| REQUIRED TASK A |
In the entries, starting with the first line and going on through the line with "question-circle-icon[interactable]: ? xyxy=(87,169,98,179)", can you switch "ADD FEED" to "NEW FEED" and give back only those lines, with everything else unchanged?

| EXCERPT TO READ |

Federal Court Decisions

Decision Information

Decision Content

Date: February 10, 2016


Docket: IMM-2349-15

Citation: 2016 FC 179

Calgary, Alberta, February 10, 2016

PRESENT:    The Honourable Mr. Justice Zinn

BETWEEN:

KWOK KIN KWONG

Applicant

and

THE MINISTER OF CITIZENSHILP AND IMMIGRATION

Respondent

JUDGMENT AND REASONS

[1]               The applicant seeks judicial review of a decision of a Deputy Immigration Program Manager (Officer) denying his request for a Temporary Resident Permit [TRP] in order to visit his elderly mother in Canada.  The Decision was based on an earlier decision made in 1999 with regards to a permanent resident application made by the applicant.  In 1999, an officer found that the applicant was inadmissible to Canada on grounds of criminality and involvement with organized crime.  The applicant was found to have been the keeper of several “bawdy houses” in Hong Kong, an act which, if committed in Canada, would have been an offence under the prostitution laws at the time.

[2]               The applicant submitted that the Officer erred by relying on the previous finding of inadmissibility, since the Supreme Court of Canada has since found that the “bawdy house” provision of the Criminal Code, RSC 1985, c C-46 is unconstitutional.

| SUPPLIED MATERIAL |
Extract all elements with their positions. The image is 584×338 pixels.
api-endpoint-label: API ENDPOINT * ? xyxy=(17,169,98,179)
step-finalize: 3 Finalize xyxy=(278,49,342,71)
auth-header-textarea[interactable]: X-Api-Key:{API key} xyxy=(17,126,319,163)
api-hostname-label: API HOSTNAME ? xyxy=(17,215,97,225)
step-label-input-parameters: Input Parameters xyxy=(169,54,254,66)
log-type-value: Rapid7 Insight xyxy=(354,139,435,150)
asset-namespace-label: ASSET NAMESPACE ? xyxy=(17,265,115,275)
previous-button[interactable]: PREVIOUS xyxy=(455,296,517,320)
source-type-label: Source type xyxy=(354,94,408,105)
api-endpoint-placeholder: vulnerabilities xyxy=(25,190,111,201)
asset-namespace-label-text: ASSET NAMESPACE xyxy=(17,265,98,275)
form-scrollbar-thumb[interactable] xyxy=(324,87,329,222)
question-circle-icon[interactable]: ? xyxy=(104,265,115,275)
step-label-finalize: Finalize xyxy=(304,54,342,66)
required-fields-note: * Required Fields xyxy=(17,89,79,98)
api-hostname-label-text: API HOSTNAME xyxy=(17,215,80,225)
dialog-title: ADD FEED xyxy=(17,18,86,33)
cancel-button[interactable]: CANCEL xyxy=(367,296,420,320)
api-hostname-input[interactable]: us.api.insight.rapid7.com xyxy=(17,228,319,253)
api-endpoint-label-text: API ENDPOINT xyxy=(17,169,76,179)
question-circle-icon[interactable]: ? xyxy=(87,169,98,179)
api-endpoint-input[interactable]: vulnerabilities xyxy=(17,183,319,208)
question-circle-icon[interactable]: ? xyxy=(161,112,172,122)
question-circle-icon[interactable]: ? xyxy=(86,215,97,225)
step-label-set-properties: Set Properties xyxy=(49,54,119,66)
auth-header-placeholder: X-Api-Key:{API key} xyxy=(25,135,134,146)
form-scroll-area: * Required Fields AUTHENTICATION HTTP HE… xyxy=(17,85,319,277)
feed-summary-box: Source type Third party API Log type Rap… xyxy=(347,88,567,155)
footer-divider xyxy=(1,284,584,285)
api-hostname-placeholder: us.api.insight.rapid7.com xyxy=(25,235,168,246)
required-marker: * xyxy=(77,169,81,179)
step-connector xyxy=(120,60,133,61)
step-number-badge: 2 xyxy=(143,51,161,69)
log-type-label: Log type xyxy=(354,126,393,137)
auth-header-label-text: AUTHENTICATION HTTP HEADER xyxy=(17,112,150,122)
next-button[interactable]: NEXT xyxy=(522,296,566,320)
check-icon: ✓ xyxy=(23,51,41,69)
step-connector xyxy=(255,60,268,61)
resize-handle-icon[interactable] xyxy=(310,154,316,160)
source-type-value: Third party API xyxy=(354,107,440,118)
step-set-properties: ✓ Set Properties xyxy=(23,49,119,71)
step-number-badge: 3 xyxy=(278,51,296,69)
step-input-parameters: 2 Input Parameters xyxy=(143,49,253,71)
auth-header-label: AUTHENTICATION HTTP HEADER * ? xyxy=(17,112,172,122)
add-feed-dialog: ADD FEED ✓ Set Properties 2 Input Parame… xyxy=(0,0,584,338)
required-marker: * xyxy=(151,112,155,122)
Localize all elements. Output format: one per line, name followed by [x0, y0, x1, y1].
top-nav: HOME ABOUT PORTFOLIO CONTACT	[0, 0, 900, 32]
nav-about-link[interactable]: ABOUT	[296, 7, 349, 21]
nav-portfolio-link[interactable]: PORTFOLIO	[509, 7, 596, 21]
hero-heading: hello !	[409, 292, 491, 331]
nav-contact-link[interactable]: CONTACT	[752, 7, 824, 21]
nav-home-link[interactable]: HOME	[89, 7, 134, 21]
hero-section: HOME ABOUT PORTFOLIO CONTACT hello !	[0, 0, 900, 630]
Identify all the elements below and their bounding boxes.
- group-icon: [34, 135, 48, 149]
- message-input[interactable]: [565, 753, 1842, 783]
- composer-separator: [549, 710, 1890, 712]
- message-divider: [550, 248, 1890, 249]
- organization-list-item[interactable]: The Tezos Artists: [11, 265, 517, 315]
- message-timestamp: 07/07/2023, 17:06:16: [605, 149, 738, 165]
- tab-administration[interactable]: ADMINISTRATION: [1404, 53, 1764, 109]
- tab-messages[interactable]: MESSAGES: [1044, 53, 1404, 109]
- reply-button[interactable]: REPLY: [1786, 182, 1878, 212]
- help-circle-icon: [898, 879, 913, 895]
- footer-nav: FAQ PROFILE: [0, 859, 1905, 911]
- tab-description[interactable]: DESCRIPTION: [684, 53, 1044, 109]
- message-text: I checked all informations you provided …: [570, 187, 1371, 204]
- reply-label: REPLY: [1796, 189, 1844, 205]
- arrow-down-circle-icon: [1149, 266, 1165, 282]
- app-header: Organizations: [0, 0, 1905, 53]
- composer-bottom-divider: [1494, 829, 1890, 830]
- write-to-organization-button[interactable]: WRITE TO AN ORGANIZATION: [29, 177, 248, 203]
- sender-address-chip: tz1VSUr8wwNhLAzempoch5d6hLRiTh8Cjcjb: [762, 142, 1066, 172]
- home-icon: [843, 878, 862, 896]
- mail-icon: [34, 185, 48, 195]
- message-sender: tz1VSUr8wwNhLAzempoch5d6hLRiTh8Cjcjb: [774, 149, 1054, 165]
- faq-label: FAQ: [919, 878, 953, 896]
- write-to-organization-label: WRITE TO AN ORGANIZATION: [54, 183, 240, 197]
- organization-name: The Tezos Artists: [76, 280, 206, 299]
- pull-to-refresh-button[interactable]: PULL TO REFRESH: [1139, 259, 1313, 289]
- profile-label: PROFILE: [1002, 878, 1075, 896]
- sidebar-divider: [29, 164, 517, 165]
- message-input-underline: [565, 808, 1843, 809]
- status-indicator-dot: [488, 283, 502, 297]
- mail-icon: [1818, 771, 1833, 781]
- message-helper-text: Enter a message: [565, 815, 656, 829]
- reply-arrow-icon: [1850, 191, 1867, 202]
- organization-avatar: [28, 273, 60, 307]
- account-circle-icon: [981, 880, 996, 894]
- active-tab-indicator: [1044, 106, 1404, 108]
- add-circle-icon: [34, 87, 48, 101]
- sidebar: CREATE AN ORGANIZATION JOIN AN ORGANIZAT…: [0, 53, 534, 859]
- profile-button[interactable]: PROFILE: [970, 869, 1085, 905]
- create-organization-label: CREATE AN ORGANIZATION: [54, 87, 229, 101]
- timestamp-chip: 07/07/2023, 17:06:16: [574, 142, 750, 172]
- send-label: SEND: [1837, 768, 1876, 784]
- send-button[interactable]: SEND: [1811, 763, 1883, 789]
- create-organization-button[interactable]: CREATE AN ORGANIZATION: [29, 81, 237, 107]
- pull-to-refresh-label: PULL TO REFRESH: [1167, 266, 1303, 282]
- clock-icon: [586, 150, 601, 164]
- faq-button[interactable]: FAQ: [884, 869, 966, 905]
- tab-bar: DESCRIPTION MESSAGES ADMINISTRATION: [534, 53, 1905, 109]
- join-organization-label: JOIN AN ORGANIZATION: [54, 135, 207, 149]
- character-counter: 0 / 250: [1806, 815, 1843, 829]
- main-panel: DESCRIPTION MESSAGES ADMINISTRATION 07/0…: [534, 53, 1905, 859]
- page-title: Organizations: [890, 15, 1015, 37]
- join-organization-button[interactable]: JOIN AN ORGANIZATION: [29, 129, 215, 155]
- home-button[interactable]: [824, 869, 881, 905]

| REQUIRED TASK B |
Can you answer these three questions from the Federal Court decision?
(i) What docket number does the decision carry?
(ii) Which judge presided?
(iii) In what year did an officer first find the applicant inadmissible to Canada?

| FULL RESPONSE A |
Extract all elements with their positions. The image is 584×338 pixels.
api-endpoint-label: API ENDPOINT * ? xyxy=(17,169,98,179)
step-finalize: 3 Finalize xyxy=(278,49,342,71)
auth-header-textarea[interactable]: X-Api-Key:{API key} xyxy=(17,126,319,163)
api-hostname-label: API HOSTNAME ? xyxy=(17,215,97,225)
step-label-input-parameters: Input Parameters xyxy=(169,54,254,66)
log-type-value: Rapid7 Insight xyxy=(354,139,435,150)
asset-namespace-label: ASSET NAMESPACE ? xyxy=(17,265,115,275)
previous-button[interactable]: PREVIOUS xyxy=(455,296,517,320)
source-type-label: Source type xyxy=(354,94,408,105)
api-endpoint-placeholder: vulnerabilities xyxy=(25,190,111,201)
asset-namespace-label-text: ASSET NAMESPACE xyxy=(17,265,98,275)
form-scrollbar-thumb[interactable] xyxy=(324,87,329,222)
question-circle-icon[interactable]: ? xyxy=(104,265,115,275)
step-label-finalize: Finalize xyxy=(304,54,342,66)
required-fields-note: * Required Fields xyxy=(17,89,79,98)
api-hostname-label-text: API HOSTNAME xyxy=(17,215,80,225)
dialog-title: NEW FEED xyxy=(17,18,86,33)
cancel-button[interactable]: CANCEL xyxy=(367,296,420,320)
api-hostname-input[interactable]: us.api.insight.rapid7.com xyxy=(17,228,319,253)
api-endpoint-label-text: API ENDPOINT xyxy=(17,169,76,179)
question-circle-icon[interactable]: ? xyxy=(87,169,98,179)

| FULL RESPONSE B |
(i) IMM-2349-15
(ii) The Honourable Mr. Justice Zinn
(iii) 1999